(Data extracted from a collection)
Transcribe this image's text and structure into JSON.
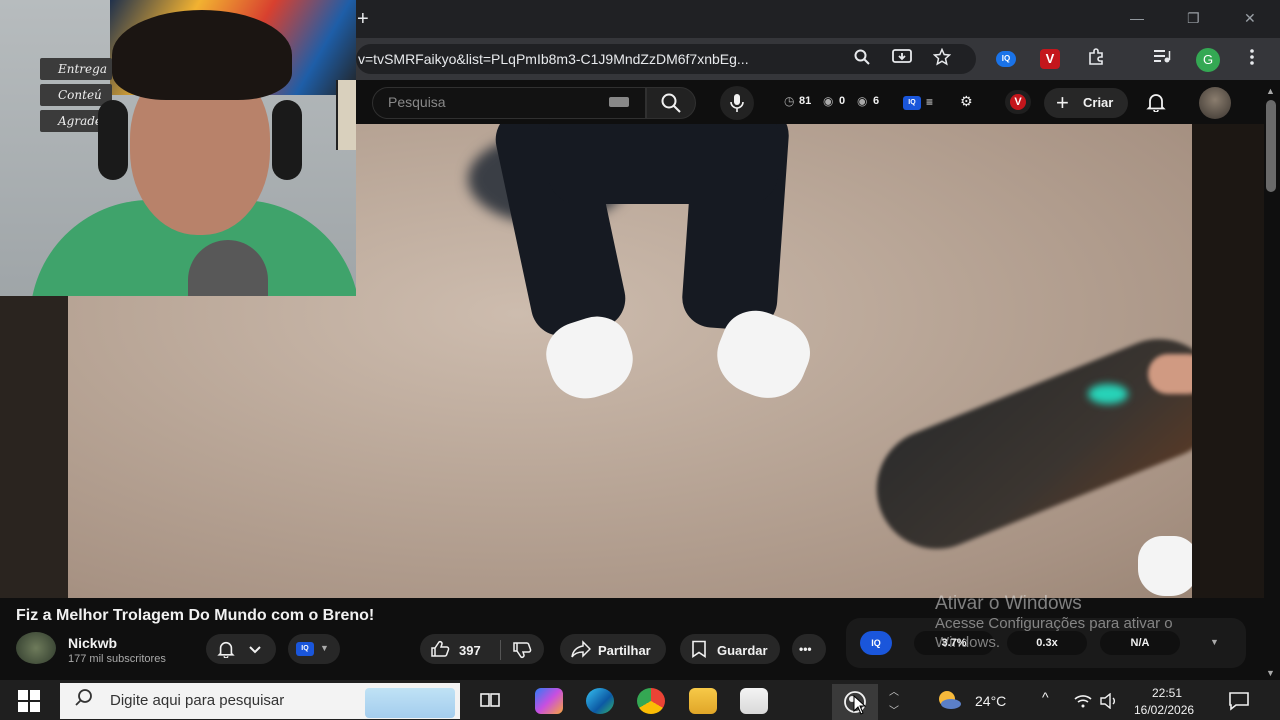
{
  "browser": {
    "new_tab_symbol": "+",
    "url": "v=tvSMRFaikyo&list=PLqPmIb8m3-C1J9MndZzDM6f7xnbEg...",
    "window_minimize": "—",
    "window_restore": "❐",
    "window_close": "✕",
    "extensions": {
      "iq": "IQ",
      "v": "V",
      "profile": "G"
    }
  },
  "youtube": {
    "search_placeholder": "Pesquisa",
    "stats": {
      "views": "81",
      "watching": "0",
      "other": "6"
    },
    "v_badge": "V",
    "create_label": "Criar",
    "video_title": "Fiz a Melhor Trolagem Do Mundo com o Breno!",
    "channel": {
      "name": "Nickwb",
      "subscribers": "177 mil subscritores"
    },
    "iq_chip": "IQ",
    "likes": "397",
    "share_label": "Partilhar",
    "save_label": "Guardar",
    "more_label": "•••",
    "iq_panel": {
      "badge": "IQ",
      "metric_1": "3.7%",
      "metric_2": "0.3x",
      "metric_3": "N/A"
    }
  },
  "webcam": {
    "sign_1": "Entrega",
    "sign_2": "Conteú",
    "sign_3": "Agradeç"
  },
  "windows_watermark": {
    "line_1": "Ativar o Windows",
    "line_2": "Acesse Configurações para ativar o",
    "line_3": "Windows."
  },
  "taskbar": {
    "search_placeholder": "Digite aqui para pesquisar",
    "temperature": "24°C",
    "time": "22:51",
    "date": "16/02/2026"
  },
  "colors": {
    "yt_bg": "#0f0f0f",
    "chip": "#272727",
    "iq_blue": "#1a56db",
    "v_red": "#c4161c"
  }
}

**GOAL**: The records above must be printed exactly; the pictures stay out.

**SOLUTION TO THIS EXERCISE**:
Transcribe this image's text and structure into JSON.
{
  "browser": {
    "new_tab_symbol": "+",
    "url": "v=tvSMRFaikyo&list=PLqPmIb8m3-C1J9MndZzDM6f7xnbEg...",
    "window_minimize": "—",
    "window_restore": "❐",
    "window_close": "✕",
    "extensions": {
      "iq": "IQ",
      "v": "V",
      "profile": "G"
    }
  },
  "youtube": {
    "search_placeholder": "Pesquisa",
    "stats": {
      "views": "81",
      "watching": "0",
      "other": "6"
    },
    "v_badge": "V",
    "create_label": "Criar",
    "video_title": "Fiz a Melhor Trolagem Do Mundo com o Breno!",
    "channel": {
      "name": "Nickwb",
      "subscribers": "177 mil subscritores"
    },
    "iq_chip": "IQ",
    "likes": "397",
    "share_label": "Partilhar",
    "save_label": "Guardar",
    "more_label": "•••",
    "iq_panel": {
      "badge": "IQ",
      "metric_1": "3.7%",
      "metric_2": "0.3x",
      "metric_3": "N/A"
    }
  },
  "webcam": {
    "sign_1": "Entrega",
    "sign_2": "Conteú",
    "sign_3": "Agradeç"
  },
  "windows_watermark": {
    "line_1": "Ativar o Windows",
    "line_2": "Acesse Configurações para ativar o",
    "line_3": "Windows."
  },
  "taskbar": {
    "search_placeholder": "Digite aqui para pesquisar",
    "temperature": "24°C",
    "time": "22:51",
    "date": "16/02/2026"
  },
  "colors": {
    "yt_bg": "#0f0f0f",
    "chip": "#272727",
    "iq_blue": "#1a56db",
    "v_red": "#c4161c"
  }
}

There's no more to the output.